* **Goal**
Reproduce each record below exactly as written.
— begin Recorded data —
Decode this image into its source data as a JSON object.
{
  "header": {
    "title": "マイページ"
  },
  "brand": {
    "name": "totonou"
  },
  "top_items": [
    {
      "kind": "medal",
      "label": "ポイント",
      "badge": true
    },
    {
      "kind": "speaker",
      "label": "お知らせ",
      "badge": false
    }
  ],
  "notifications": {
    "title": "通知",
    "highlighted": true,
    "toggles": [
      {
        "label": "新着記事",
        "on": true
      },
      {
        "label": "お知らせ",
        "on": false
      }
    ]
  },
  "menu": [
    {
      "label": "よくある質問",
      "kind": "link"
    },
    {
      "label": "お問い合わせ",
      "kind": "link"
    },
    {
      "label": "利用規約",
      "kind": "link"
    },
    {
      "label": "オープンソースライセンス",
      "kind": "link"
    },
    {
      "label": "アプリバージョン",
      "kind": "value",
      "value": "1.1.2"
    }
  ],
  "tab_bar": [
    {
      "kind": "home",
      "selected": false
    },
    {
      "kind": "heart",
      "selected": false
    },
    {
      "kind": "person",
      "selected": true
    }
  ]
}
— end Recorded data —
* **Written reply**
Decode this image into its source data as a JSON object.
{
  "header": {
    "title": "マイページ"
  },
  "brand": {
    "name": "totonou"
  },
  "top_items": [
    {
      "kind": "medal",
      "label": "ポイント",
      "badge": true
    },
    {
      "kind": "speaker",
      "label": "お知らせ",
      "badge": false
    }
  ],
  "notifications": {
    "title": "通知",
    "highlighted": true,
    "toggles": [
      {
        "label": "新着記事",
        "on": true
      },
      {
        "label": "お知らせ",
        "on": false
      }
    ]
  },
  "menu": [
    {
      "label": "よくある質問",
      "kind": "link"
    },
    {
      "label": "お問い合わせ",
      "kind": "link"
    },
    {
      "label": "利用規約",
      "kind": "link"
    },
    {
      "label": "オープンソースライセンス",
      "kind": "link"
    },
    {
      "label": "アプリバージョン",
      "kind": "value",
      "value": "1.1.2"
    }
  ],
  "tab_bar": [
    {
      "kind": "home",
      "selected": false
    },
    {
      "kind": "heart",
      "selected": false
    },
    {
      "kind": "person",
      "selected": true
    }
  ]
}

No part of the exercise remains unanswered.